* begin RECORDS PROVIDED *
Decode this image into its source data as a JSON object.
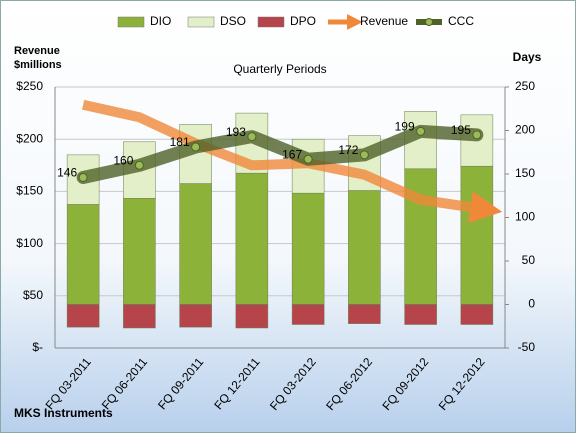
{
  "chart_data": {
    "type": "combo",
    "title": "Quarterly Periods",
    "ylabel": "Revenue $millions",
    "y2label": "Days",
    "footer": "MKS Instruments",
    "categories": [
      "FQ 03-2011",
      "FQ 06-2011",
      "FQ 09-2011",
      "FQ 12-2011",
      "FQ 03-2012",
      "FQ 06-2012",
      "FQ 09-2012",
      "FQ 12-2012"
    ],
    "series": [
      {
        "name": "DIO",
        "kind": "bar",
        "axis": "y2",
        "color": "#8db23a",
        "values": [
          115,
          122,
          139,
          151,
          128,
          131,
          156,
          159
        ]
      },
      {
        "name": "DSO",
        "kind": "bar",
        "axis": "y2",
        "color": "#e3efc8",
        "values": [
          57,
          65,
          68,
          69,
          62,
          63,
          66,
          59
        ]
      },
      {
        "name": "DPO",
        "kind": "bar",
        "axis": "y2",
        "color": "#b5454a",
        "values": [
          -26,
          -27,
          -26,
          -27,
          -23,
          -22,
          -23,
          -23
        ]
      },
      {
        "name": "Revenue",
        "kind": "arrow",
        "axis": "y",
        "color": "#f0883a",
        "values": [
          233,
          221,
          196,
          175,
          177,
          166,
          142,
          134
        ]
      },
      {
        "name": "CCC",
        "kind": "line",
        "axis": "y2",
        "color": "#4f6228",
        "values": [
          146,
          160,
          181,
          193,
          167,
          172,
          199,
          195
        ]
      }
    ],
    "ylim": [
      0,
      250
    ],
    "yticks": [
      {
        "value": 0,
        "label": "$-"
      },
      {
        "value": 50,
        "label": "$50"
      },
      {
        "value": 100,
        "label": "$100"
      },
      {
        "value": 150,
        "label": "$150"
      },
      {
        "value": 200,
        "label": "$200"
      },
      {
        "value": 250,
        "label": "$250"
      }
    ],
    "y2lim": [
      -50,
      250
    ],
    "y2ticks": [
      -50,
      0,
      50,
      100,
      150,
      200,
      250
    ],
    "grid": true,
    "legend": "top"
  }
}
* end RECORDS PROVIDED *
* begin RECORDS PROVIDED *
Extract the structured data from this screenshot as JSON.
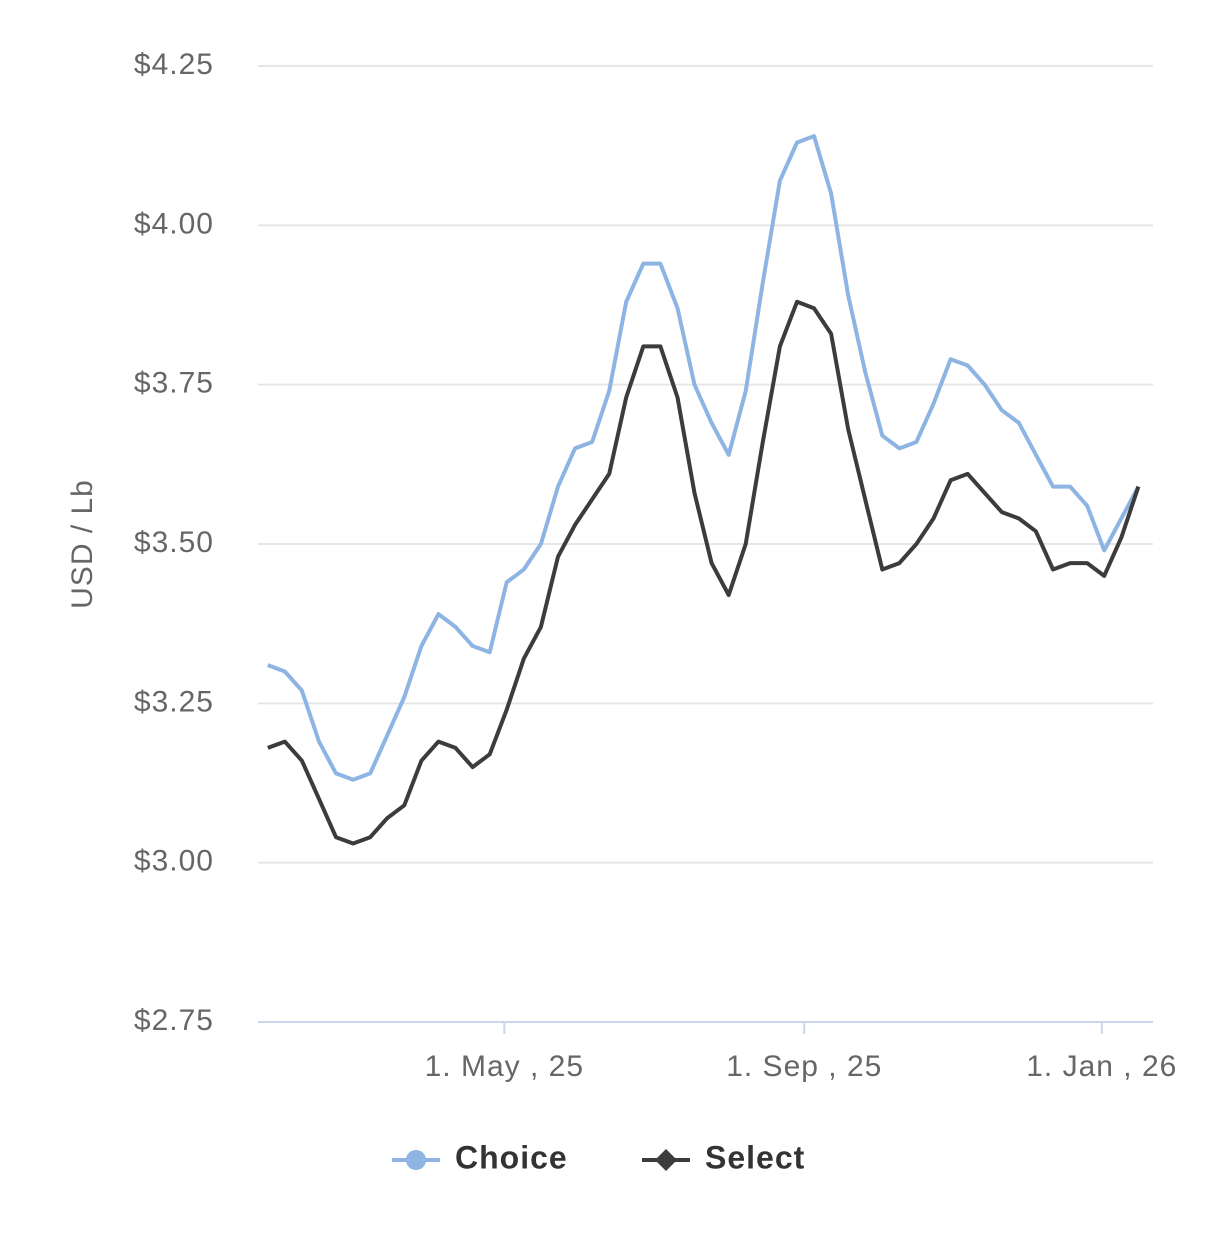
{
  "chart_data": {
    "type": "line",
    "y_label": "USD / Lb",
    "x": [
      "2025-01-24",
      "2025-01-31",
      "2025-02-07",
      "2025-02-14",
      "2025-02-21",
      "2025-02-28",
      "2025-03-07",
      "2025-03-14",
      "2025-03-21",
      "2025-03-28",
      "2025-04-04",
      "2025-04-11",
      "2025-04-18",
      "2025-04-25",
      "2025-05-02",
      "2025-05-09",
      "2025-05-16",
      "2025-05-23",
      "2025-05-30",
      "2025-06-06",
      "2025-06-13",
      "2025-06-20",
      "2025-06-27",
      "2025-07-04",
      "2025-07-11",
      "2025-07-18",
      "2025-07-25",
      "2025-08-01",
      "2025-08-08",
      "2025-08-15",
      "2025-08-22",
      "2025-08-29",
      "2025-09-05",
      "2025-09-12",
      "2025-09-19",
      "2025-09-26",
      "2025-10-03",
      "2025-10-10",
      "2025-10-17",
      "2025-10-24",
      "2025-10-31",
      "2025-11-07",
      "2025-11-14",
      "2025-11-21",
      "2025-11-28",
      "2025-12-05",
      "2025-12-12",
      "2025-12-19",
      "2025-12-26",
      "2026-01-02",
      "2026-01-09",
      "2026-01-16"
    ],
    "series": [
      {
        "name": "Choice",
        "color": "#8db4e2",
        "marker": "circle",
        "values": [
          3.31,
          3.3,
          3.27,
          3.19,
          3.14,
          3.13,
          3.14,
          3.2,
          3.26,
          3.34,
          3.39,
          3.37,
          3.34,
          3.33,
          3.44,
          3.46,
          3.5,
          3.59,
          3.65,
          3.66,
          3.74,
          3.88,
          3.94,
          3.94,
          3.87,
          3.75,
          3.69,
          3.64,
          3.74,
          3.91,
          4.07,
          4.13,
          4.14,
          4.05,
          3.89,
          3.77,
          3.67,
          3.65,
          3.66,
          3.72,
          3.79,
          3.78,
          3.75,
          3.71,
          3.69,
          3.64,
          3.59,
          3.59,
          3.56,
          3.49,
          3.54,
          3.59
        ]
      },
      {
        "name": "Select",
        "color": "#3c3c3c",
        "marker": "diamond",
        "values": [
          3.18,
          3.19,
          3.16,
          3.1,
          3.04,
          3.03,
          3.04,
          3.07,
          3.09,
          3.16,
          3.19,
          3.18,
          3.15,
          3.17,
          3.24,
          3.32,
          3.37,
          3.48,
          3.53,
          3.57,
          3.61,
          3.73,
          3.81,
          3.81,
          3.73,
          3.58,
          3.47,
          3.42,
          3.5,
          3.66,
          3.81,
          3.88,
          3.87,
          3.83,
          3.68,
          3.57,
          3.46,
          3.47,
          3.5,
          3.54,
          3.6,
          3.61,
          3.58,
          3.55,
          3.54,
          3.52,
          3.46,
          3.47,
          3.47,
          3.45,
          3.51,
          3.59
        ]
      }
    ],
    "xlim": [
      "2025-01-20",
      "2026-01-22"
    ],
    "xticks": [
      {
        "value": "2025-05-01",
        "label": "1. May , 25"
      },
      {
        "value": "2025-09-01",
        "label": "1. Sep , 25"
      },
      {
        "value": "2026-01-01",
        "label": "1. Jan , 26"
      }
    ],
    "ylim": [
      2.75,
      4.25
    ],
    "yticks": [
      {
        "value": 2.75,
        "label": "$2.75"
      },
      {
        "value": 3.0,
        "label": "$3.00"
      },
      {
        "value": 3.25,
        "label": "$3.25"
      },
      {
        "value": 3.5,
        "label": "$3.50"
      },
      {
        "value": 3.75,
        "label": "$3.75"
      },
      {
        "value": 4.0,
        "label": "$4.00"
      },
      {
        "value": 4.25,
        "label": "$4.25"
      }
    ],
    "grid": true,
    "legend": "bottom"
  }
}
* end RECORDS PROVIDED *
* [GIVEN TASK]: The answer is a single number, the count of lines in the records that contain the string "color".

* [RESPONSE TO THIS EXERCISE]: 7